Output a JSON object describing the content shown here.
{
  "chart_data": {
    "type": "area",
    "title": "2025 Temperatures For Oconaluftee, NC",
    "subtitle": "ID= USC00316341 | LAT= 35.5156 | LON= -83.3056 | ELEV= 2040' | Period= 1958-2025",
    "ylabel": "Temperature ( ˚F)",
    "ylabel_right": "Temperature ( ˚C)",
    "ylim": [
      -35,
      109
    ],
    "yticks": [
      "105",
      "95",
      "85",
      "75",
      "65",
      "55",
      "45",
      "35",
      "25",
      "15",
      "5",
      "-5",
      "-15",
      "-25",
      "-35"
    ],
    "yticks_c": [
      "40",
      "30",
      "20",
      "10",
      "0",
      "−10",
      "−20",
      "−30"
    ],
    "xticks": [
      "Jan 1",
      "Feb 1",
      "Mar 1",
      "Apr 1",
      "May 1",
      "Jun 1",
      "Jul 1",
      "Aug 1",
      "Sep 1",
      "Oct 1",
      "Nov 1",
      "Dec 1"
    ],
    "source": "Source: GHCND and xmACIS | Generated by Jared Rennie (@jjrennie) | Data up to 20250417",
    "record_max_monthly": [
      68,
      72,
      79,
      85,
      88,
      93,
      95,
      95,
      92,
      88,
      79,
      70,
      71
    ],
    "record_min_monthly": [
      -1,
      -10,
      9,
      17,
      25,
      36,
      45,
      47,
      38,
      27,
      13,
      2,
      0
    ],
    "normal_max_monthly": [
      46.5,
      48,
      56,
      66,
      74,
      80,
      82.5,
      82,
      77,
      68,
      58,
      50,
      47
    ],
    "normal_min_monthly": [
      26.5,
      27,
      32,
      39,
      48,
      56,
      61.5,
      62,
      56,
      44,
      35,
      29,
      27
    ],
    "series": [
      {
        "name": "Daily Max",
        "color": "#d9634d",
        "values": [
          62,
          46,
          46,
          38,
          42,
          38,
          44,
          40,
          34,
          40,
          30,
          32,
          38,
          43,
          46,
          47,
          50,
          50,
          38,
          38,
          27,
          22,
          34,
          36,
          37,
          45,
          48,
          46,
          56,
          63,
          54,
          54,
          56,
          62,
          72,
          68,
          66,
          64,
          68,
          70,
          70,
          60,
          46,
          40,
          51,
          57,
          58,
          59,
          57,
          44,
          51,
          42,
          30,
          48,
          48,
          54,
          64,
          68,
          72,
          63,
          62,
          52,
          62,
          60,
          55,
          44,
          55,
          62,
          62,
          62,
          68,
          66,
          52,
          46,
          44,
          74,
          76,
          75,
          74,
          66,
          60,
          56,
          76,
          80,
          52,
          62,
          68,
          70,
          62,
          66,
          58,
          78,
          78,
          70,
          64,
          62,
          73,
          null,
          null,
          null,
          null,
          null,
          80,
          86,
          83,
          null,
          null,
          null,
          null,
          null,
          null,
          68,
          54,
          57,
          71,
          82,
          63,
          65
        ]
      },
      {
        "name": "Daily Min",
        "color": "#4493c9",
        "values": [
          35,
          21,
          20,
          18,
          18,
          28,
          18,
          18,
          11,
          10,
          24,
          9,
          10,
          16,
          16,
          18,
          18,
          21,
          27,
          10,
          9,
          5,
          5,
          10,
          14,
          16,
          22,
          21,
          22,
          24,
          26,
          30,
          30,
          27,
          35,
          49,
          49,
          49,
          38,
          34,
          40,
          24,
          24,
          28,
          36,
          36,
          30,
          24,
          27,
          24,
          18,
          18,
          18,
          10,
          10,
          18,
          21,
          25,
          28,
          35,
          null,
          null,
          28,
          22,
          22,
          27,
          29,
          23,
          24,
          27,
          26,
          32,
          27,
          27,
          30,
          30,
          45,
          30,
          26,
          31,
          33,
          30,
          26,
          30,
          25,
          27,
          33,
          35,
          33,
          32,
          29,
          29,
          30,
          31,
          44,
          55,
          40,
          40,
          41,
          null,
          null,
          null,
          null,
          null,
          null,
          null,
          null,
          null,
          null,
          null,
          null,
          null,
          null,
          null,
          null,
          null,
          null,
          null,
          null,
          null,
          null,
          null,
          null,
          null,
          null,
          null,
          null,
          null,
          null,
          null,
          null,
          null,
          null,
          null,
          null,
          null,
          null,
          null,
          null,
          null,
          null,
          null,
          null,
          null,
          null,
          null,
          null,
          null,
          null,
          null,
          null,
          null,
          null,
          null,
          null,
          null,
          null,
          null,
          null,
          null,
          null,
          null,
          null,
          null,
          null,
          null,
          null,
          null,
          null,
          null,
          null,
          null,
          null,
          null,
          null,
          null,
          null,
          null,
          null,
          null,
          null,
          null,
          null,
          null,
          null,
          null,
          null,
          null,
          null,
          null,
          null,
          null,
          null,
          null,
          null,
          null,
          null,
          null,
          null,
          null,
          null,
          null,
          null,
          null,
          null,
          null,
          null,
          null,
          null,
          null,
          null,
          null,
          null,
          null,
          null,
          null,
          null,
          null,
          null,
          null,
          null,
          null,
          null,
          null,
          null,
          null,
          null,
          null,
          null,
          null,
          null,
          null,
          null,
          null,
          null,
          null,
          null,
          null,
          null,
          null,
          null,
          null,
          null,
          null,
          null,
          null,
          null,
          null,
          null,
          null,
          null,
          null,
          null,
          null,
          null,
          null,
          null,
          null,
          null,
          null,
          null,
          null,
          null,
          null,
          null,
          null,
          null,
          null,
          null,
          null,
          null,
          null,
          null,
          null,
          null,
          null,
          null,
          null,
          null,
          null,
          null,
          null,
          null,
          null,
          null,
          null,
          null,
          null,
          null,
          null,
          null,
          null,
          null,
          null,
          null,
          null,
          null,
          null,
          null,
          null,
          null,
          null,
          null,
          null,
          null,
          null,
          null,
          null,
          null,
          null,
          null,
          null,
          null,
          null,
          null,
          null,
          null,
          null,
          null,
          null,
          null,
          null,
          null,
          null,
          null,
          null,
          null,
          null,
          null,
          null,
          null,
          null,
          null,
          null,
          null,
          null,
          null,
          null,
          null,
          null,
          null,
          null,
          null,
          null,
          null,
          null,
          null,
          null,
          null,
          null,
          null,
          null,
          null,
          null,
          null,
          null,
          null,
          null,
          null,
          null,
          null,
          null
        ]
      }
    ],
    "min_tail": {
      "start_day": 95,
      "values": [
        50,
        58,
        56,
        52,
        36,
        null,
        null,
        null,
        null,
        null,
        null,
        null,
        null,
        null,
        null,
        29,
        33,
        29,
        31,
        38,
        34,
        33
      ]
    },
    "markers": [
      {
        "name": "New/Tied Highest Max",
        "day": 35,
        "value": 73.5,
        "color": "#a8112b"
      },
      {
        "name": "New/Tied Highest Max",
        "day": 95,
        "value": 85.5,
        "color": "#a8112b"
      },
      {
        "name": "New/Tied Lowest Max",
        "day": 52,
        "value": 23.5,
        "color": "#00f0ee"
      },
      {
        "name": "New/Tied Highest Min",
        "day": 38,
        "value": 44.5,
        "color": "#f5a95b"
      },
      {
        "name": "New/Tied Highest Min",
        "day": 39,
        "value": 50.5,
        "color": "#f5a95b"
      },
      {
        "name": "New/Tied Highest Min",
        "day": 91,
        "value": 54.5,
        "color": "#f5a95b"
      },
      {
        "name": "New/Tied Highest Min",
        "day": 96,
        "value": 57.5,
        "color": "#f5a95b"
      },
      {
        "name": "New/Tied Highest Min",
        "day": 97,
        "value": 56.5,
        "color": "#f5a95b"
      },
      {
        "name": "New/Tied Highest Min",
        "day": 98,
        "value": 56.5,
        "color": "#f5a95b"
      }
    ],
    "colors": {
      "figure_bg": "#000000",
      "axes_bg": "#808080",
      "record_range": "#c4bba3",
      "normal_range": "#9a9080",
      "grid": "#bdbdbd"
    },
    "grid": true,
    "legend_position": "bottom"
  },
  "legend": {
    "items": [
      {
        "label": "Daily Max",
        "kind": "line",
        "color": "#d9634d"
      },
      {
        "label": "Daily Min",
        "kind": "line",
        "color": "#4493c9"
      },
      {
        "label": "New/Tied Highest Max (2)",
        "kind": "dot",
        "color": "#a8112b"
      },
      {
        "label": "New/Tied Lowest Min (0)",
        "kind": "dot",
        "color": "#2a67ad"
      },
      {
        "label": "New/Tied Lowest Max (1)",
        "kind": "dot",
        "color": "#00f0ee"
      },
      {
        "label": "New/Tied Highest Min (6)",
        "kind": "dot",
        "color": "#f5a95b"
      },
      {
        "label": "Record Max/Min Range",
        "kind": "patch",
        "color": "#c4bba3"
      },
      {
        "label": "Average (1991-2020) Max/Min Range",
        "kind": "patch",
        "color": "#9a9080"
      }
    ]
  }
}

※ ※ ※

**Required task**
From the listing above, copy every line that holds the string "Daily".

**Problem solution**
        "name": "Daily Max",
        "name": "Daily Min",
        "label": "Daily Max",
        "label": "Daily Min",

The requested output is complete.